Vos tâches:
1. D'après le texte sur Silent Hill, en combien de temps Akira Yamaoka a-t-il composé le morceau de mandoline de l'intro ?
2. Transcrivez tout le passage du texte sur Silent Hill qui va de « Silent Hill arrive » jusqu'à « l’air du temps. ».

Texte fourni:
|---|

C’est bien connu, une aventure vidéoludique, aussi surprenante soit-elle, a besoin d’une musique qui sorte des sentiers battus. Pour Silent Hill, Konami a pu compter sur le talent d’un compositeur d’exception, qui joue uniquement à l’oreille : Akira Yamaoka. Chargé des effets sonores et de la musique du jeu, il ne le sait pas encore, mais il s’apprête à livrer l’un des chefs d’œuvres de l’histoire du jeu vidéo. Après quelques semaines de tâtonnement (au point où ses premiers travaux sont rejetés par Keiichiro Toyama), il est soudainement pris d’inspiration et signe un thème culte en un temps record. Il explique : « Il m’avait dit que la musique paraissait ‘éteinte’, donc j’ai pensé à explorer des sons qui n’avaient rien à voir avec l’horreur. En trente minutes environ, j’ai composé le morceau de mandoline utilisée dans l’intro de Silent Hill. » Un véritable coup de maître !

Silent Hill

Silent Hill arrive sur PlayStation en février 1999 au Japon. Si le titre n’est pas un ténor sur le plan technique, il va pourtant marquer les esprits avec son art de la suggestion et son ambiance terrifiante. Que l’on ne se méprenne pas, tout le monde n’a pas accueilli positivement le jeu, mais le temps lui a finalement conféré un statut de jeu culte. Une légende largement méritée. Après Silent Hill, Konami a dégainé une suite sur PlayStation 2 qui s’est révélée encore plus époustouflante. C’est cette œuvre qui s’apprête à envahir les étals des magasins (et des stores numériques) sous la forme d’un remake qui fera date. La saga a beau fêté ses vingt-cinq ans cette année, elle est plus que jamais dans l’air du temps.

|---|

Informations extraites:
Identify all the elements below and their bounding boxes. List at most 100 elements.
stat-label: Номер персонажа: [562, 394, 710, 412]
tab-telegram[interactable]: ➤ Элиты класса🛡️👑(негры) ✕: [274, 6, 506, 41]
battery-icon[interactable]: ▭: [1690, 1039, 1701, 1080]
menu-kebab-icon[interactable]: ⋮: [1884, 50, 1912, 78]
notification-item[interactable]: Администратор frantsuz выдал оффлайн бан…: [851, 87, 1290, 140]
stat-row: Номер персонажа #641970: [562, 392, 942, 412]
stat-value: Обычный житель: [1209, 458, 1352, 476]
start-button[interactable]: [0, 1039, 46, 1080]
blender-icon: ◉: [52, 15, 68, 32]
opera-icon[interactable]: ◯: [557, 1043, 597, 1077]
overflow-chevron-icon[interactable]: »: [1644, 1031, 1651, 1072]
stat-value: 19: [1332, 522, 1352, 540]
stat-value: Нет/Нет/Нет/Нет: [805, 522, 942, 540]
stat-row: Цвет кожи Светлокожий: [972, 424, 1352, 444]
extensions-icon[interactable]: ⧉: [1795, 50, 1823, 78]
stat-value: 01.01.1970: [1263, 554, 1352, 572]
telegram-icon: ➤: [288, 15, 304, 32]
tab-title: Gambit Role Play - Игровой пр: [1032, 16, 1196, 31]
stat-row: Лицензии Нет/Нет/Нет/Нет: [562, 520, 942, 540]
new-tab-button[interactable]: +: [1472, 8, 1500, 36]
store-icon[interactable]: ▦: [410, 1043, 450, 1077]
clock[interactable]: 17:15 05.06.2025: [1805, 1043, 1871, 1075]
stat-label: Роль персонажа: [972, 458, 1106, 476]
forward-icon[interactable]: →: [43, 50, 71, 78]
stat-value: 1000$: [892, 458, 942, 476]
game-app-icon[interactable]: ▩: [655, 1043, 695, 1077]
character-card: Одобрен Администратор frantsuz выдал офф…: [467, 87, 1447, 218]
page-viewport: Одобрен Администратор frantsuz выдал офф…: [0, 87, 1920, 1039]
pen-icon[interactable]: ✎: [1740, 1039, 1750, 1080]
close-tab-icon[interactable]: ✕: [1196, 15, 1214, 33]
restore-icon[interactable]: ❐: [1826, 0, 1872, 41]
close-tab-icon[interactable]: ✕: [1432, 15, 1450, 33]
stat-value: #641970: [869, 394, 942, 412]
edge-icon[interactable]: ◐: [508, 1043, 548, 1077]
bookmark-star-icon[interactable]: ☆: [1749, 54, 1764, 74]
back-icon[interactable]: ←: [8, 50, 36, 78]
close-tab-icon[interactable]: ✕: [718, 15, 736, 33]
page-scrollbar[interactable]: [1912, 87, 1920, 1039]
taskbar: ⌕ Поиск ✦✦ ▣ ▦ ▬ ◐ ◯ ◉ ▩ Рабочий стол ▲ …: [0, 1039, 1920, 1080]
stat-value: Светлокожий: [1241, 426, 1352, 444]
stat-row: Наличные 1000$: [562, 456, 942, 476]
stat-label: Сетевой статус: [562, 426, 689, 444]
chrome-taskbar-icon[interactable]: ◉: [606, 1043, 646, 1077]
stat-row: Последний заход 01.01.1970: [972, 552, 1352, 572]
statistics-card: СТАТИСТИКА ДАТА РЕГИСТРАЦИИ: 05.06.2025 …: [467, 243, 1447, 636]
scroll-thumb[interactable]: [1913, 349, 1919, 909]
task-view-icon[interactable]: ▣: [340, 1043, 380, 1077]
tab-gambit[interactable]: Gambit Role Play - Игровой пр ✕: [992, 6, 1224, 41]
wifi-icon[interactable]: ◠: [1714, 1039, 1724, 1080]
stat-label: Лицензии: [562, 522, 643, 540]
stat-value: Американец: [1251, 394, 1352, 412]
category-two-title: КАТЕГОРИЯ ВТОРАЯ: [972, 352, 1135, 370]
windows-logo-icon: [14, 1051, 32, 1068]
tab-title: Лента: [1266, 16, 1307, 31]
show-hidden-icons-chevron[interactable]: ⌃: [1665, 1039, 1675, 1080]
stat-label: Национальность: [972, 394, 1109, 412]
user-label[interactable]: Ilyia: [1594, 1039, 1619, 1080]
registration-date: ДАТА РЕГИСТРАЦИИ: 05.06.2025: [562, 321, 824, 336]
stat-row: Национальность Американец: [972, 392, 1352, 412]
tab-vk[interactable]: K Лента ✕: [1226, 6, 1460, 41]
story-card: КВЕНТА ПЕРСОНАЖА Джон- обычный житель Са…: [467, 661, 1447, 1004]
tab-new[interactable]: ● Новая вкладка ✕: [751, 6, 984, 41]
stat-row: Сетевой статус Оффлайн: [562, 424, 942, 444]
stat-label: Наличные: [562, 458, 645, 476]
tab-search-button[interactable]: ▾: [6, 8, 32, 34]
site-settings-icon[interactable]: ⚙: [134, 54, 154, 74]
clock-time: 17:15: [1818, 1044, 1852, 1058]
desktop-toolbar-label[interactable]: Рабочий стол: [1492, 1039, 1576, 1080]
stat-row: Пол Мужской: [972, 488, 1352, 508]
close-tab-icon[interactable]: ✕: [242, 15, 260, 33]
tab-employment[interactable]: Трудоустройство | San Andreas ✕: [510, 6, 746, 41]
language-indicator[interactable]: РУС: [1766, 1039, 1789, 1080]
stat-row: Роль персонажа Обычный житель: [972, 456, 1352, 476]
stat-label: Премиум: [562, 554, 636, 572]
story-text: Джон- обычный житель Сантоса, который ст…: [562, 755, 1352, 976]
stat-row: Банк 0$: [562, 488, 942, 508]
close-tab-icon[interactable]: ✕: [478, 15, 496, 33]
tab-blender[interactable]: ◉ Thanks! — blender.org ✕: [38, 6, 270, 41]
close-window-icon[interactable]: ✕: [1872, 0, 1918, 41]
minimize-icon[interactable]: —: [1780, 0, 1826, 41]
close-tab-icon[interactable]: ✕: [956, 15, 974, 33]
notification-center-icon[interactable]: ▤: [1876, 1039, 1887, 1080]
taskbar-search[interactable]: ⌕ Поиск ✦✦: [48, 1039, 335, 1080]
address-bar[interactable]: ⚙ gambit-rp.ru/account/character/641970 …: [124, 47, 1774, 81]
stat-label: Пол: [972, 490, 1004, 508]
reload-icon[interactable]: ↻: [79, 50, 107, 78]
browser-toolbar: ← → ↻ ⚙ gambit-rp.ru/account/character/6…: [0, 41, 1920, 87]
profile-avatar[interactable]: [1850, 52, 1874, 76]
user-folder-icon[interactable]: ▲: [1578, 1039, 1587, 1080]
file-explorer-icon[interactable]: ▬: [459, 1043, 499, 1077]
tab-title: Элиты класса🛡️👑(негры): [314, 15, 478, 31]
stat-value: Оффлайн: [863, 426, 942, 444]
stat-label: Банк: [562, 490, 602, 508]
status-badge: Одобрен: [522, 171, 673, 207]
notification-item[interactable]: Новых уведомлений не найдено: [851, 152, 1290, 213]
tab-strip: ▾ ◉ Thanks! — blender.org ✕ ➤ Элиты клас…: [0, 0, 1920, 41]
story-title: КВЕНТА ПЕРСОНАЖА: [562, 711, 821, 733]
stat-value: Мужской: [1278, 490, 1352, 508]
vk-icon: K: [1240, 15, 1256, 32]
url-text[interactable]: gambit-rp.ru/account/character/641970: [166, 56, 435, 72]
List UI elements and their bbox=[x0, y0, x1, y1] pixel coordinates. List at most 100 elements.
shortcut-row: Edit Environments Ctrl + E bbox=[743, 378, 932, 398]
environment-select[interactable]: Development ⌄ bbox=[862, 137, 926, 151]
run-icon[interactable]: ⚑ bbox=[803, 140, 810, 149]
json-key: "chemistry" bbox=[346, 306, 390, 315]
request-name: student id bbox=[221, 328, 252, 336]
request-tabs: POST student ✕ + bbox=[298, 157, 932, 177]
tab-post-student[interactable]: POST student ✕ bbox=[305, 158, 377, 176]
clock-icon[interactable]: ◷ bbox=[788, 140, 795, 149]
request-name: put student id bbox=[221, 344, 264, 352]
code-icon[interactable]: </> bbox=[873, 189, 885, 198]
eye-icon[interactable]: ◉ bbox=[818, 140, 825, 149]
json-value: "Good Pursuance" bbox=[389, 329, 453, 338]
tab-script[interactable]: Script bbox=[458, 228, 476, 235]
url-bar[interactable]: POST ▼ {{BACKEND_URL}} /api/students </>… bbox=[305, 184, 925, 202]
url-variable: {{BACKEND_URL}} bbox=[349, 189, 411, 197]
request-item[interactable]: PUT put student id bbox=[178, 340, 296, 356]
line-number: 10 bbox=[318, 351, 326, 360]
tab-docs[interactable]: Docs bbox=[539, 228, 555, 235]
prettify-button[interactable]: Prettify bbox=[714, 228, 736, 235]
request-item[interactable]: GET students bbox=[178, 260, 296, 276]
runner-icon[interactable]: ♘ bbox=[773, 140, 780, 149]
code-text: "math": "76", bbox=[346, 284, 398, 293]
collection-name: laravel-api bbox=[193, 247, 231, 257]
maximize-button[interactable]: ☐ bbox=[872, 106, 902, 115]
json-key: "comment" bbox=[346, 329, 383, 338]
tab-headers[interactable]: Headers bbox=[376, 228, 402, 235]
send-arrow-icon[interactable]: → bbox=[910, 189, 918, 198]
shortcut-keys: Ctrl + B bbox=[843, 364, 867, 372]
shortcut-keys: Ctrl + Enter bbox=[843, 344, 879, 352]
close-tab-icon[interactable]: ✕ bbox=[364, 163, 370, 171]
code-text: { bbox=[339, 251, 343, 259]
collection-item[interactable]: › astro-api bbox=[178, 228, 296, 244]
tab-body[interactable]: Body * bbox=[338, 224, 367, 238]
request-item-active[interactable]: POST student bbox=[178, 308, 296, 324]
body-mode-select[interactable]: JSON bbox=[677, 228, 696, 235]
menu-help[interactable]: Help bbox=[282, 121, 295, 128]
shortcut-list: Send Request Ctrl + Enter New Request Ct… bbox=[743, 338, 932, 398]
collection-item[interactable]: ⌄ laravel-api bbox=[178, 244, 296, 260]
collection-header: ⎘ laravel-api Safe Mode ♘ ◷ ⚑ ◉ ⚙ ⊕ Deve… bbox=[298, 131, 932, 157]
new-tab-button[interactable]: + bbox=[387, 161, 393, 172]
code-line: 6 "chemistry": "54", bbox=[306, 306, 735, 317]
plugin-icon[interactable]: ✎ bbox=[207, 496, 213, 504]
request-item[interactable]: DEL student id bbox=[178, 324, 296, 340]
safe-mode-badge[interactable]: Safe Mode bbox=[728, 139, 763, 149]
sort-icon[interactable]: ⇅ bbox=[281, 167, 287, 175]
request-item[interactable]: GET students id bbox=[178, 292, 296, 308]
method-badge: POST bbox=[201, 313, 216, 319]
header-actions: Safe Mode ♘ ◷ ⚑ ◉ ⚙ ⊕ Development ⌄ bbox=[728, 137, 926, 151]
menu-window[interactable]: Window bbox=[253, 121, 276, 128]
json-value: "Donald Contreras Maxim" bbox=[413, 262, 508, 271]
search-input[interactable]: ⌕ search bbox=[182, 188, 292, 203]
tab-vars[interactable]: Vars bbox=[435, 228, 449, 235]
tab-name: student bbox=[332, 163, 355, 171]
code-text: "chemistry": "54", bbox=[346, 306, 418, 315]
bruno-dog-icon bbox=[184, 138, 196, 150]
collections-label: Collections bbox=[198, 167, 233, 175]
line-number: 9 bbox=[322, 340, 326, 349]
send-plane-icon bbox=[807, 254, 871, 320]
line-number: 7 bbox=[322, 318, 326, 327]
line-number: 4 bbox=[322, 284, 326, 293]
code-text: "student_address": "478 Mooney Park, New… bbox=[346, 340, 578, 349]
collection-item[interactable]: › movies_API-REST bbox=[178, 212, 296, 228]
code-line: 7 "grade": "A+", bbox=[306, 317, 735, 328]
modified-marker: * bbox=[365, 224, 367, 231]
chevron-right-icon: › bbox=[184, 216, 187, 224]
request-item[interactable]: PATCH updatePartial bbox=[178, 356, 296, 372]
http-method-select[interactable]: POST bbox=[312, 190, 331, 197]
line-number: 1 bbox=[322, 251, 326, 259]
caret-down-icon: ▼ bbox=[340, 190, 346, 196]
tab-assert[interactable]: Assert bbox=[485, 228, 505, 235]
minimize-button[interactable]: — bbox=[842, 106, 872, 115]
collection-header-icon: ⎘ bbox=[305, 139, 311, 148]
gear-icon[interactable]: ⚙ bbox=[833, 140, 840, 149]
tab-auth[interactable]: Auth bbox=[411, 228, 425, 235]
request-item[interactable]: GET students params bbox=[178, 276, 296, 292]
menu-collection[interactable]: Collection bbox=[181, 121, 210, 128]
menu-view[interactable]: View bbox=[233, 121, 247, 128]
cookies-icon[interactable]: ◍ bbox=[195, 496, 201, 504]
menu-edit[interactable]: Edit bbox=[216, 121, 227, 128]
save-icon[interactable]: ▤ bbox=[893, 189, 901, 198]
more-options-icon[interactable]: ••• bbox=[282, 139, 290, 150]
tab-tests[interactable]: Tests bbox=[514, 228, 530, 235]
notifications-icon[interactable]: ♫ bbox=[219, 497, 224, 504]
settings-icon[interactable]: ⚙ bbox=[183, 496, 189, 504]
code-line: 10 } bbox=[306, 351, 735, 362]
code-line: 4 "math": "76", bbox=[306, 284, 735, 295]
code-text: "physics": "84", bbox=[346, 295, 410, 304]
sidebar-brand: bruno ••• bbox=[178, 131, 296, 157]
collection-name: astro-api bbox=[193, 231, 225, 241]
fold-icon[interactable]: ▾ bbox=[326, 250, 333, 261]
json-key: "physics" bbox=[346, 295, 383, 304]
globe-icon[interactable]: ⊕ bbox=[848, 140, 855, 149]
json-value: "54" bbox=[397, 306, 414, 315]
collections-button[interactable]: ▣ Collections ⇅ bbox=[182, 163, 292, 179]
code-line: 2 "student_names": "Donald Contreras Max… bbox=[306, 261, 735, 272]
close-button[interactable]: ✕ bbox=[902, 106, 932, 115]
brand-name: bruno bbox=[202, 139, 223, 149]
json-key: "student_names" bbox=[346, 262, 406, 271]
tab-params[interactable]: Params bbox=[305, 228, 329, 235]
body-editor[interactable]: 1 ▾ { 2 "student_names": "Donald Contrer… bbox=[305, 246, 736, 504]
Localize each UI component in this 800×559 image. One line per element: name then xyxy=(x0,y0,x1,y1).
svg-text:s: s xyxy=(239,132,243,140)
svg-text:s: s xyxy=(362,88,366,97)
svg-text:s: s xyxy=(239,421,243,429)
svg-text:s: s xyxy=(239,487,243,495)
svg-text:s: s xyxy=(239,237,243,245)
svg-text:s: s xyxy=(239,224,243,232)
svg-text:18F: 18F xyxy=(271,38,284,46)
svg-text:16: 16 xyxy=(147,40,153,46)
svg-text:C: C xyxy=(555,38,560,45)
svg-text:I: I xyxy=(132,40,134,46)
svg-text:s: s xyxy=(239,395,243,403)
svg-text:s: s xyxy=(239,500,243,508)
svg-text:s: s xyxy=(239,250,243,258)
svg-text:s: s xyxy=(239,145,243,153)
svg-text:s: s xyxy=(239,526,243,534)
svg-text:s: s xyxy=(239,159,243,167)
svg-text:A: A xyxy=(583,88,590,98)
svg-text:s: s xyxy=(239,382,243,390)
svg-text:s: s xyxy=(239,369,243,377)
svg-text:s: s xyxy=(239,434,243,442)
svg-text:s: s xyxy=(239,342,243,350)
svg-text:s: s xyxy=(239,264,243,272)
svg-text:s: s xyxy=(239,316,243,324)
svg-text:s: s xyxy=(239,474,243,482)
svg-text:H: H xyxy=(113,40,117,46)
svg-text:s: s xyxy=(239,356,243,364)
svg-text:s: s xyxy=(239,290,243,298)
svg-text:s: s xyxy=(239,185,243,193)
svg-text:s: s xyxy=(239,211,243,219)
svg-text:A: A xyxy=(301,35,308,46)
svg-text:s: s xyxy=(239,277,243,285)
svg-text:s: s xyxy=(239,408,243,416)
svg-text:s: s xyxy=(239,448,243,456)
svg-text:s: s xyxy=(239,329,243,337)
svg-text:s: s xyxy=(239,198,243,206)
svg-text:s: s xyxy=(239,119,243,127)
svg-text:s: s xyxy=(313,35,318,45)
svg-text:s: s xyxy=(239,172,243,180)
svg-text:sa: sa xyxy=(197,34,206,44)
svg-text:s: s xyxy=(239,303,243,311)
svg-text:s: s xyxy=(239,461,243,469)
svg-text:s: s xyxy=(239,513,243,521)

|---|

Réponses fournies:
1. En trente minutes environ.

2.
Silent Hill arrive sur PlayStation en février 1999 au Japon. Si le titre n’est pas un ténor sur le plan technique, il va pourtant marquer les esprits avec son art de la suggestion et son ambiance terrifiante. Que l’on ne se méprenne pas, tout le monde n’a pas accueilli positivement le jeu, mais le temps lui a finalement conféré un statut de jeu culte. Une légende largement méritée. Après Silent Hill, Konami a dégainé une suite sur PlayStation 2 qui s’est révélée encore plus époustouflante. C’est cette œuvre qui s’apprête à envahir les étals des magasins (et des stores numériques) sous la forme d’un remake qui fera date. La saga a beau fêté ses vingt-cinq ans cette année, elle est plus que jamais dans l’air du temps.